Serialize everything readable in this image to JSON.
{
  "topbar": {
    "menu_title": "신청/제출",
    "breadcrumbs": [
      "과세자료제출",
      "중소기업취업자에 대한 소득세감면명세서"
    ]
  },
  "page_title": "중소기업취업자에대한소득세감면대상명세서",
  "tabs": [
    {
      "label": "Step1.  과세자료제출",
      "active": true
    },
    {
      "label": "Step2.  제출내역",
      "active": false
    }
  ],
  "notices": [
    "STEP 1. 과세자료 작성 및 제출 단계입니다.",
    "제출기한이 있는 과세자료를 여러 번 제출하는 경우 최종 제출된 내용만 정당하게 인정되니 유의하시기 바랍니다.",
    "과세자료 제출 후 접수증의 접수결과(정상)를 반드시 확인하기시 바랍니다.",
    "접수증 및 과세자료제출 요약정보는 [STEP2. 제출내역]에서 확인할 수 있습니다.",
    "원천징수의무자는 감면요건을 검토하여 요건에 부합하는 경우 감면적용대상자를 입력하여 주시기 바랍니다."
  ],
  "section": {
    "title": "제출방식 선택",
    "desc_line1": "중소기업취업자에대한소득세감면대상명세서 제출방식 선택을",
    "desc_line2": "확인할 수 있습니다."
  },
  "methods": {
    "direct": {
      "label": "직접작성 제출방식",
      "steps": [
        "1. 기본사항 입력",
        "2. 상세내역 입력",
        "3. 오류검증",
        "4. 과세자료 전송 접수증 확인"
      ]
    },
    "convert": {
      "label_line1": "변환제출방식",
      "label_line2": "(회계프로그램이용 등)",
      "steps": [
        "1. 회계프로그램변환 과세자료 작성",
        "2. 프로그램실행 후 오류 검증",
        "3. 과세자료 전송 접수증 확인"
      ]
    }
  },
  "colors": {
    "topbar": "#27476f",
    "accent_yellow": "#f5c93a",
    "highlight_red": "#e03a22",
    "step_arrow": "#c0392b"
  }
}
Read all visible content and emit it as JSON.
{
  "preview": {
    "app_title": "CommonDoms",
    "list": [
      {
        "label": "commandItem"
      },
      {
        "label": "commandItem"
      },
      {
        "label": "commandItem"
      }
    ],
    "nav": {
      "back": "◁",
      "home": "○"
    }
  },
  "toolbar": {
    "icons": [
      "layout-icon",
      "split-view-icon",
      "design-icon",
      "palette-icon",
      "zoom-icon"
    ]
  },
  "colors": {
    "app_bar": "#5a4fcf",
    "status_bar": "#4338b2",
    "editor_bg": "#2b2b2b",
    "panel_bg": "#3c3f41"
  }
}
________________
* **REQUIREMENTS**
Each line from the one containing "Read all visible content and emit it as JSON." through the end of the entries, both included, is to be returned exactly, with no other lines.

* **COMPLETED TASK**
Read all visible content and emit it as JSON.
{
  "preview": {
    "app_title": "CommonDoms",
    "list": [
      {
        "label": "commandItem"
      },
      {
        "label": "commandItem"
      },
      {
        "label": "commandItem"
      }
    ],
    "nav": {
      "back": "◁",
      "home": "○"
    }
  },
  "toolbar": {
    "icons": [
      "layout-icon",
      "split-view-icon",
      "design-icon",
      "palette-icon",
      "zoom-icon"
    ]
  },
  "colors": {
    "app_bar": "#5a4fcf",
    "status_bar": "#4338b2",
    "editor_bg": "#2b2b2b",
    "panel_bg": "#3c3f41"
  }
}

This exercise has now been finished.